◆ **What you should do**
Set down all of the entries word for word, omitting the images they contain.

◆ **Material provided**
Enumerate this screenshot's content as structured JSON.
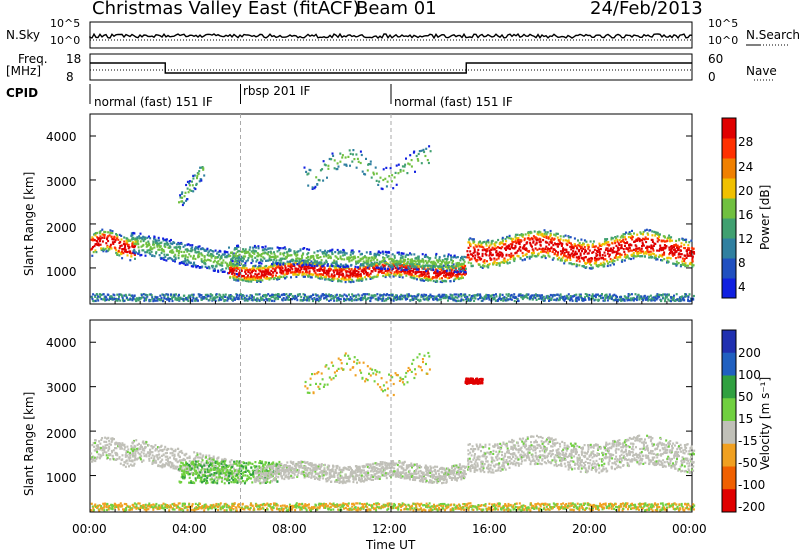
{
  "header": {
    "title": "Christmas Valley East (fitACF)",
    "beam": "Beam 01",
    "date": "24/Feb/2013"
  },
  "noise_panel": {
    "left_label": "N.Sky",
    "left_ticks": [
      "10^5",
      "10^0"
    ],
    "right_label": "N.Search",
    "right_ticks": [
      "10^5",
      "10^0"
    ]
  },
  "freq_panel": {
    "left_label_1": "Freq.",
    "left_label_2": "[MHz]",
    "left_ticks": [
      "18",
      "8"
    ],
    "right_label": "Nave",
    "right_ticks": [
      "60",
      "0"
    ]
  },
  "cpid": {
    "label": "CPID",
    "segments": [
      {
        "name": "normal (fast) 151 IF",
        "start_hour": 0,
        "end_hour": 6
      },
      {
        "name": "rbsp 201 IF",
        "start_hour": 6,
        "end_hour": 12
      },
      {
        "name": "normal (fast) 151 IF",
        "start_hour": 12,
        "end_hour": 24
      }
    ]
  },
  "chart_data": [
    {
      "type": "heatmap",
      "name": "power",
      "ylabel": "Slant Range [km]",
      "xlabel": "",
      "ylim": [
        180,
        4500
      ],
      "yticks": [
        "1000",
        "2000",
        "3000",
        "4000"
      ],
      "colorbar_label": "Power [dB]",
      "colorbar_ticks": [
        "28",
        "24",
        "20",
        "16",
        "12",
        "8",
        "4"
      ],
      "colors": [
        "#1020e0",
        "#2050c0",
        "#3080a0",
        "#40a070",
        "#70c040",
        "#f0c000",
        "#f08000",
        "#ff3000",
        "#e00000"
      ]
    },
    {
      "type": "heatmap",
      "name": "velocity",
      "ylabel": "Slant Range [km]",
      "xlabel": "Time UT",
      "ylim": [
        180,
        4500
      ],
      "yticks": [
        "1000",
        "2000",
        "3000",
        "4000"
      ],
      "xticks": [
        "00:00",
        "04:00",
        "08:00",
        "12:00",
        "16:00",
        "20:00",
        "00:00"
      ],
      "colorbar_label": "Velocity [m s⁻¹]",
      "colorbar_ticks": [
        "200",
        "100",
        "50",
        "15",
        "-15",
        "-50",
        "-100",
        "-200"
      ],
      "colors": [
        "#2030b0",
        "#2060c0",
        "#30a040",
        "#70d040",
        "#c0c0b8",
        "#f0a020",
        "#f06000",
        "#e00000"
      ]
    }
  ]
}
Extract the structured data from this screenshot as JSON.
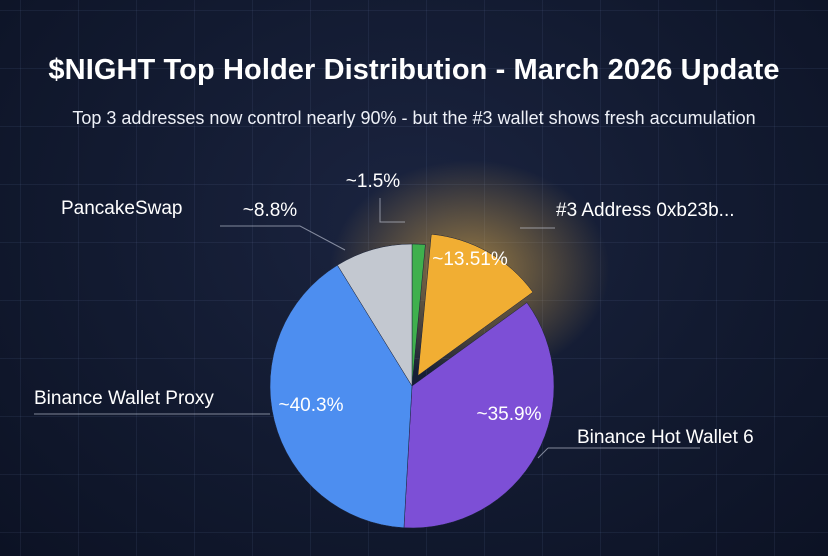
{
  "header": {
    "title": "$NIGHT Top Holder Distribution - March 2026 Update",
    "subtitle": "Top 3 addresses now control nearly 90% - but the #3 wallet shows fresh accumulation"
  },
  "chart_data": {
    "type": "pie",
    "title": "$NIGHT Top Holder Distribution - March 2026 Update",
    "subtitle": "Top 3 addresses now control nearly 90% - but the #3 wallet shows fresh accumulation",
    "slices": [
      {
        "name": "",
        "value": 1.5,
        "label": "~1.5%",
        "color": "#3fb04d"
      },
      {
        "name": "#3 Address 0xb23b...",
        "value": 13.51,
        "label": "~13.51%",
        "color": "#f1ae33",
        "exploded": true
      },
      {
        "name": "Binance Hot Wallet 6",
        "value": 35.9,
        "label": "~35.9%",
        "color": "#7d4fd6"
      },
      {
        "name": "Binance Wallet Proxy",
        "value": 40.3,
        "label": "~40.3%",
        "color": "#4d8ef0"
      },
      {
        "name": "PancakeSwap",
        "value": 8.8,
        "label": "~8.8%",
        "color": "#c3c8d0"
      }
    ]
  }
}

◆ **Solution**
Enumerate this screenshot's content as structured JSON.
{
  "header": {
    "title": "Christmas Valley East (fitACF)",
    "beam": "Beam 01",
    "date": "24/Feb/2013"
  },
  "noise_panel": {
    "left_label": "N.Sky",
    "left_ticks": [
      "10^5",
      "10^0"
    ],
    "right_label": "N.Search",
    "right_ticks": [
      "10^5",
      "10^0"
    ]
  },
  "freq_panel": {
    "left_label_1": "Freq.",
    "left_label_2": "[MHz]",
    "left_ticks": [
      "18",
      "8"
    ],
    "right_label": "Nave",
    "right_ticks": [
      "60",
      "0"
    ]
  },
  "cpid": {
    "label": "CPID",
    "segments": [
      {
        "name": "normal (fast) 151 IF",
        "start_hour": 0,
        "end_hour": 6
      },
      {
        "name": "rbsp 201 IF",
        "start_hour": 6,
        "end_hour": 12
      },
      {
        "name": "normal (fast) 151 IF",
        "start_hour": 12,
        "end_hour": 24
      }
    ]
  },
  "chart_data": [
    {
      "type": "heatmap",
      "name": "power",
      "ylabel": "Slant Range [km]",
      "xlabel": "",
      "ylim": [
        180,
        4500
      ],
      "yticks": [
        "1000",
        "2000",
        "3000",
        "4000"
      ],
      "colorbar_label": "Power [dB]",
      "colorbar_ticks": [
        "28",
        "24",
        "20",
        "16",
        "12",
        "8",
        "4"
      ],
      "colors": [
        "#1020e0",
        "#2050c0",
        "#3080a0",
        "#40a070",
        "#70c040",
        "#f0c000",
        "#f08000",
        "#ff3000",
        "#e00000"
      ]
    },
    {
      "type": "heatmap",
      "name": "velocity",
      "ylabel": "Slant Range [km]",
      "xlabel": "Time UT",
      "ylim": [
        180,
        4500
      ],
      "yticks": [
        "1000",
        "2000",
        "3000",
        "4000"
      ],
      "xticks": [
        "00:00",
        "04:00",
        "08:00",
        "12:00",
        "16:00",
        "20:00",
        "00:00"
      ],
      "colorbar_label": "Velocity [m s⁻¹]",
      "colorbar_ticks": [
        "200",
        "100",
        "50",
        "15",
        "-15",
        "-50",
        "-100",
        "-200"
      ],
      "colors": [
        "#2030b0",
        "#2060c0",
        "#30a040",
        "#70d040",
        "#c0c0b8",
        "#f0a020",
        "#f06000",
        "#e00000"
      ]
    }
  ]
}
Extract the structured data from this screenshot as JSON.
{
  "header": {
    "title": "$NIGHT Top Holder Distribution - March 2026 Update",
    "subtitle": "Top 3 addresses now control nearly 90% - but the #3 wallet shows fresh accumulation"
  },
  "chart_data": {
    "type": "pie",
    "title": "$NIGHT Top Holder Distribution - March 2026 Update",
    "subtitle": "Top 3 addresses now control nearly 90% - but the #3 wallet shows fresh accumulation",
    "slices": [
      {
        "name": "",
        "value": 1.5,
        "label": "~1.5%",
        "color": "#3fb04d"
      },
      {
        "name": "#3 Address 0xb23b...",
        "value": 13.51,
        "label": "~13.51%",
        "color": "#f1ae33",
        "exploded": true
      },
      {
        "name": "Binance Hot Wallet 6",
        "value": 35.9,
        "label": "~35.9%",
        "color": "#7d4fd6"
      },
      {
        "name": "Binance Wallet Proxy",
        "value": 40.3,
        "label": "~40.3%",
        "color": "#4d8ef0"
      },
      {
        "name": "PancakeSwap",
        "value": 8.8,
        "label": "~8.8%",
        "color": "#c3c8d0"
      }
    ]
  }
}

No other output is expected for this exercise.